- **INSTRUCTIONS TO FOLLOW**: Scan the records and identify every line in which the string "this" occurs, then return those lines.

^^^^^^^^^^^^^^^^

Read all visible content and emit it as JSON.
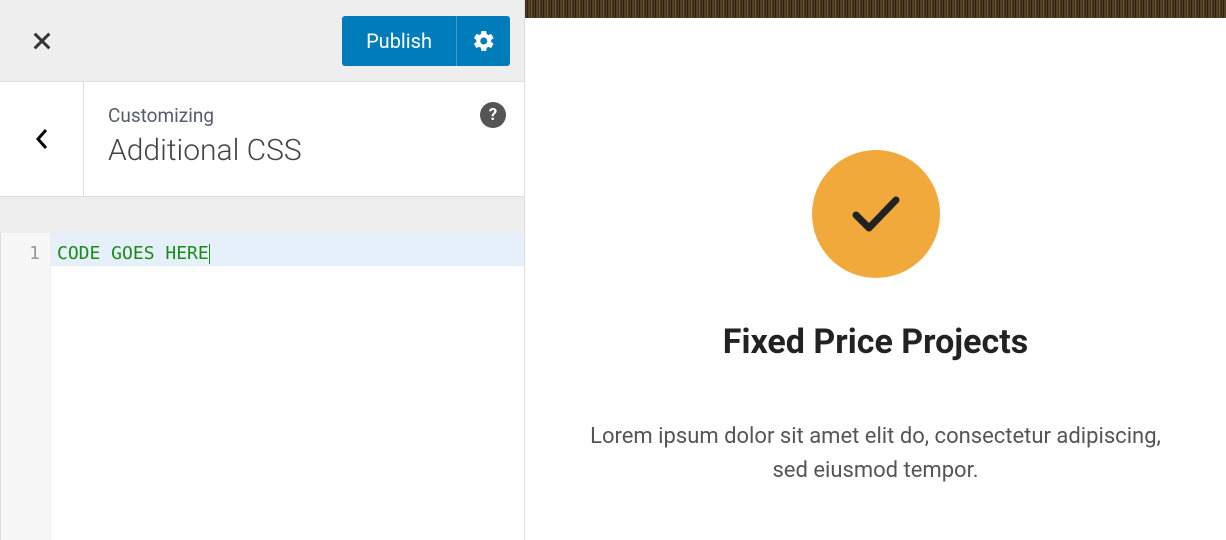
{
  "sidebar": {
    "publish_label": "Publish",
    "eyebrow": "Customizing",
    "title": "Additional CSS"
  },
  "editor": {
    "line_number": "1",
    "code": "CODE GOES HERE"
  },
  "preview": {
    "heading": "Fixed Price Projects",
    "body": "Lorem ipsum dolor sit amet elit do, consectetur adipiscing, sed eiusmod tempor."
  }
}
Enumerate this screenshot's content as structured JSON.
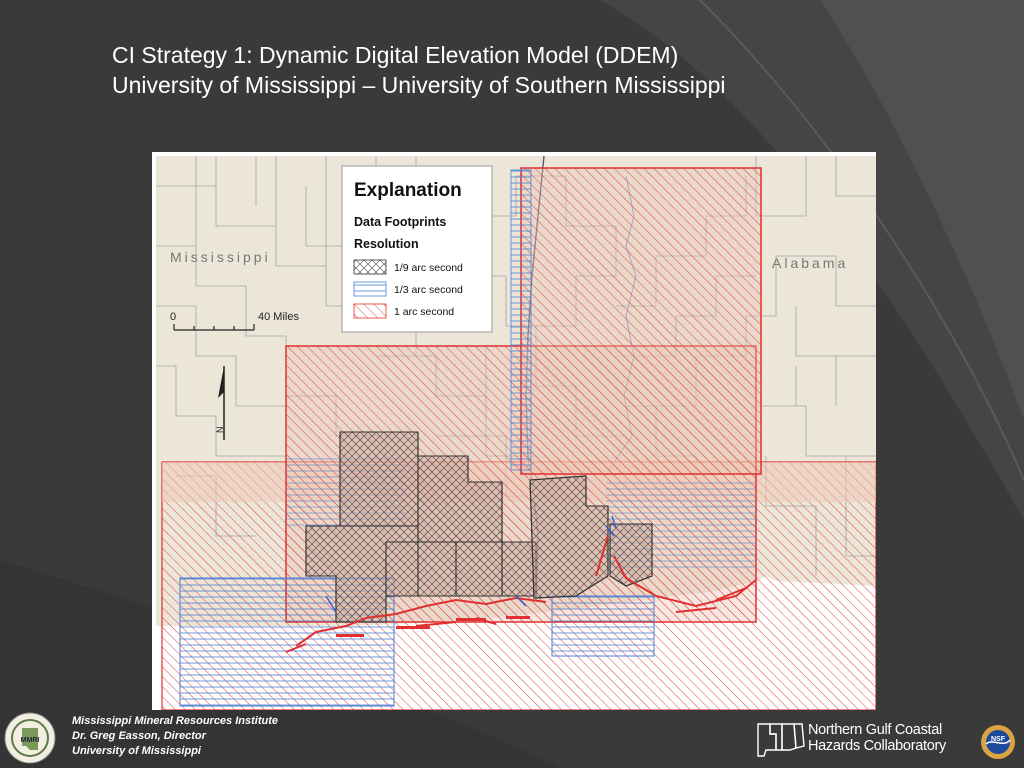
{
  "slide": {
    "title_line1": "CI Strategy 1: Dynamic Digital Elevation Model (DDEM)",
    "title_line2": "University of Mississippi – University of Southern Mississippi"
  },
  "map": {
    "state_left": "Mississippi",
    "state_right": "Alabama",
    "scale_start": "0",
    "scale_end": "40 Miles",
    "north_label": "N",
    "legend": {
      "title": "Explanation",
      "subtitle1": "Data Footprints",
      "subtitle2": "Resolution",
      "items": [
        {
          "label": "1/9 arc second",
          "pattern": "crosshatch",
          "color": "#333333"
        },
        {
          "label": "1/3 arc second",
          "pattern": "horizontal",
          "color": "#4a7fd6"
        },
        {
          "label": "1 arc second",
          "pattern": "diagonal",
          "color": "#e03030"
        }
      ]
    }
  },
  "footer": {
    "line1": "Mississippi Mineral Resources Institute",
    "line2": "Dr. Greg Easson, Director",
    "line3": "University of Mississippi"
  },
  "logos": {
    "ngchc_line1": "Northern Gulf Coastal",
    "ngchc_line2": "Hazards Collaboratory",
    "nsf": "NSF",
    "mmri": "MMRI"
  },
  "colors": {
    "background": "#3a3a3a",
    "land": "#ece6d9",
    "county_lines": "#a0a0a0",
    "red_footprint": "#e03030",
    "blue_footprint": "#4a7fd6",
    "hatch_tint": "#e5c7b6"
  }
}
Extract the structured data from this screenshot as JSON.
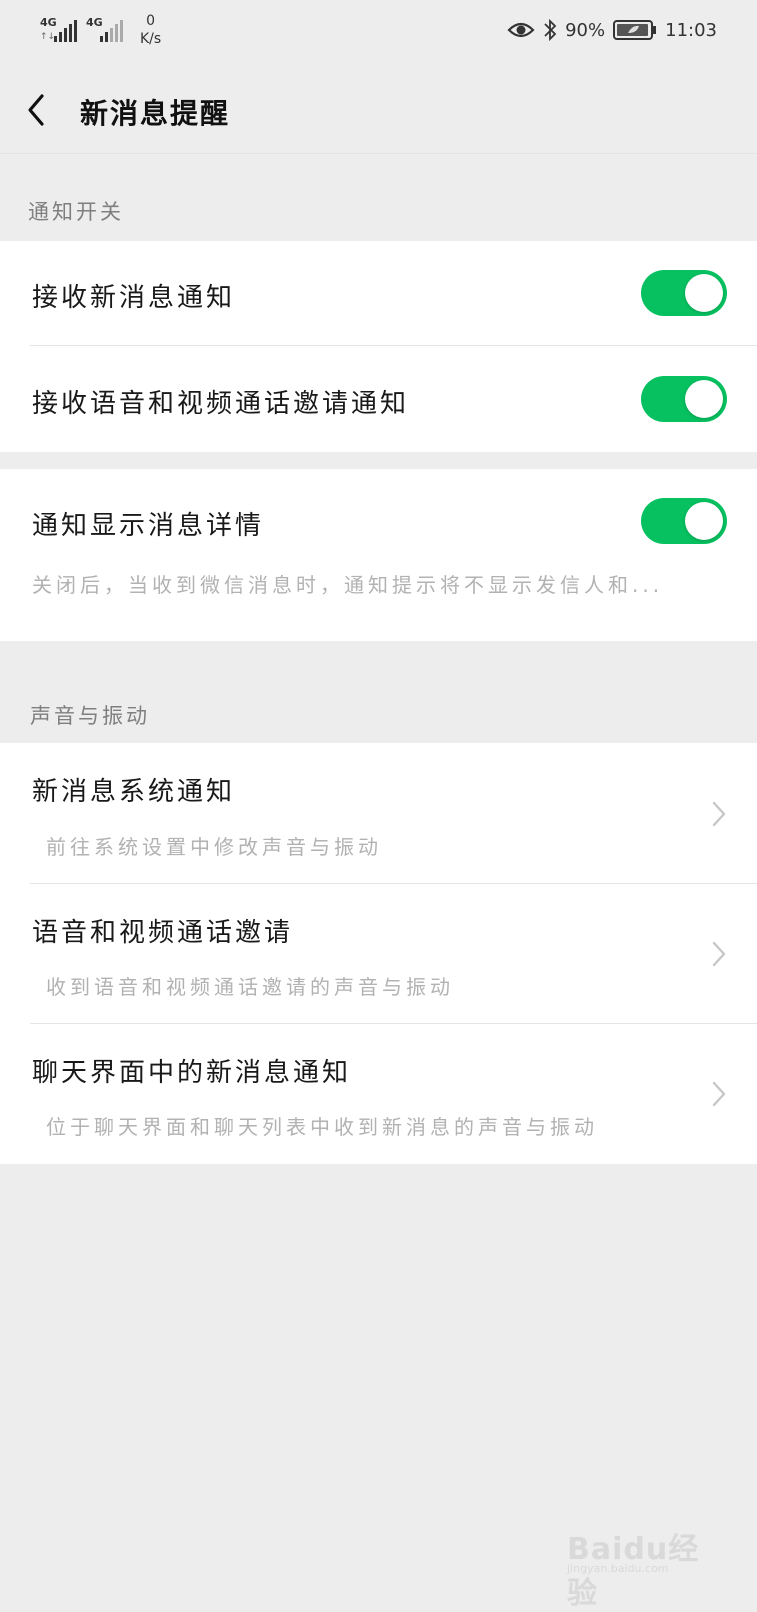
{
  "status_bar": {
    "signal1_label": "4G",
    "signal2_label": "4G",
    "data_arrows": "↑↓",
    "speed_value": "0",
    "speed_unit": "K/s",
    "battery_percent": "90%",
    "time": "11:03",
    "icons": [
      "eye-icon",
      "bluetooth-icon",
      "battery-icon"
    ]
  },
  "nav": {
    "back_icon": "chevron-left-icon",
    "title": "新消息提醒"
  },
  "sections": {
    "notification_switch_header": "通知开关",
    "sound_vibration_header": "声音与振动"
  },
  "rows": {
    "receive_new_msg": {
      "title": "接收新消息通知",
      "enabled": true
    },
    "receive_call_invite": {
      "title": "接收语音和视频通话邀请通知",
      "enabled": true
    },
    "show_msg_detail": {
      "title": "通知显示消息详情",
      "subtitle": "关闭后，当收到微信消息时，通知提示将不显示发信人和...",
      "enabled": true
    },
    "system_notification": {
      "title": "新消息系统通知",
      "subtitle": "前往系统设置中修改声音与振动"
    },
    "call_invite": {
      "title": "语音和视频通话邀请",
      "subtitle": "收到语音和视频通话邀请的声音与振动"
    },
    "chat_notification": {
      "title": "聊天界面中的新消息通知",
      "subtitle": "位于聊天界面和聊天列表中收到新消息的声音与振动"
    }
  },
  "colors": {
    "toggle_on": "#07c160",
    "background": "#ededed",
    "card": "#ffffff",
    "secondary_text": "#b2b2b2"
  },
  "watermark": {
    "brand": "Baidu经验",
    "url": "jingyan.baidu.com"
  }
}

^^^^^^^^^^^^^^^^

- **WORKED SOLUTION**:
Enumerate this screenshot's content as structured JSON.
Extract the structured data from this screenshot as JSON.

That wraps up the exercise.